==== INFORMATION SUPPLIED ====
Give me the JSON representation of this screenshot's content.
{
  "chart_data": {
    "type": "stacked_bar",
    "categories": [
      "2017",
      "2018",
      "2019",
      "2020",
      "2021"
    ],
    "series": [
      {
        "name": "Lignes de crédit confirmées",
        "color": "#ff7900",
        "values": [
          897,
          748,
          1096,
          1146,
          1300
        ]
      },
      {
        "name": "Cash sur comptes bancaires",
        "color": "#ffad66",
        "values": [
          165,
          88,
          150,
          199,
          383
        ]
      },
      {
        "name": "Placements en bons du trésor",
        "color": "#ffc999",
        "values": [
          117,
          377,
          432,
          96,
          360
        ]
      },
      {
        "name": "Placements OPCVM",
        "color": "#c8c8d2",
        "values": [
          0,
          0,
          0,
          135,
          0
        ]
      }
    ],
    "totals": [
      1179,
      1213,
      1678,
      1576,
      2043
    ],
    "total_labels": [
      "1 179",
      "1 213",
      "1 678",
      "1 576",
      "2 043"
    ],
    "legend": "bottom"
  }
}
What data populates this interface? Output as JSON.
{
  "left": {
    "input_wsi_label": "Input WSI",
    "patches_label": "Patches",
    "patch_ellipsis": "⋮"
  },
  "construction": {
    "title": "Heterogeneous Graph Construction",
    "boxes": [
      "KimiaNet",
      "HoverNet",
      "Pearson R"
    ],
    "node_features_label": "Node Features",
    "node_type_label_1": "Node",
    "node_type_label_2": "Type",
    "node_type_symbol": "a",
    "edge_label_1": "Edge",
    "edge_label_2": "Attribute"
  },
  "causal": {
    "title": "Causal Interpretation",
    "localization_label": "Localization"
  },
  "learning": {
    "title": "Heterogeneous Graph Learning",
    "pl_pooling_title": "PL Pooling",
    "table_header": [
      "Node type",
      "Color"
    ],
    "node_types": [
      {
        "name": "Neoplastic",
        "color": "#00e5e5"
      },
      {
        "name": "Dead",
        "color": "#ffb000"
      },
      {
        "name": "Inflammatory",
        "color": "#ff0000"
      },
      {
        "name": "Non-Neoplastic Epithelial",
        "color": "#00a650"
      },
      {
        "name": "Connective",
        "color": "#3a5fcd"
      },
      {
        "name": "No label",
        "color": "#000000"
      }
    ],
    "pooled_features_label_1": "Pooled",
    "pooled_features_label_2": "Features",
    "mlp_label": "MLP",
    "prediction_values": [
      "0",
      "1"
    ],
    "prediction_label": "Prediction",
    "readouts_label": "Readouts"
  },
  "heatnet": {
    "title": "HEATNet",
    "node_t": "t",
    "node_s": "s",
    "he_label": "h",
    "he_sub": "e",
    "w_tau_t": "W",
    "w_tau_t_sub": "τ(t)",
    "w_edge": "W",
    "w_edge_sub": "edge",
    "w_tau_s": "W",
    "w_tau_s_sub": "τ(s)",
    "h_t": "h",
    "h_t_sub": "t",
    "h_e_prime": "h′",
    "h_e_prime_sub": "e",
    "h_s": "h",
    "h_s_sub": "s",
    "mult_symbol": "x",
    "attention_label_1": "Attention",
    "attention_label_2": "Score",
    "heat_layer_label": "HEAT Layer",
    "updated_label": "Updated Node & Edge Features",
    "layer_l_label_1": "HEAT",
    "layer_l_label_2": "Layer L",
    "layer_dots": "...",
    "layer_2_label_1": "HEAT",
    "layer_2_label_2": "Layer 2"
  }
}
====
Copy every line of the records above that contains "Neoplastic".

        "name": "Neoplastic",
        "name": "Non-Neoplastic Epithelial",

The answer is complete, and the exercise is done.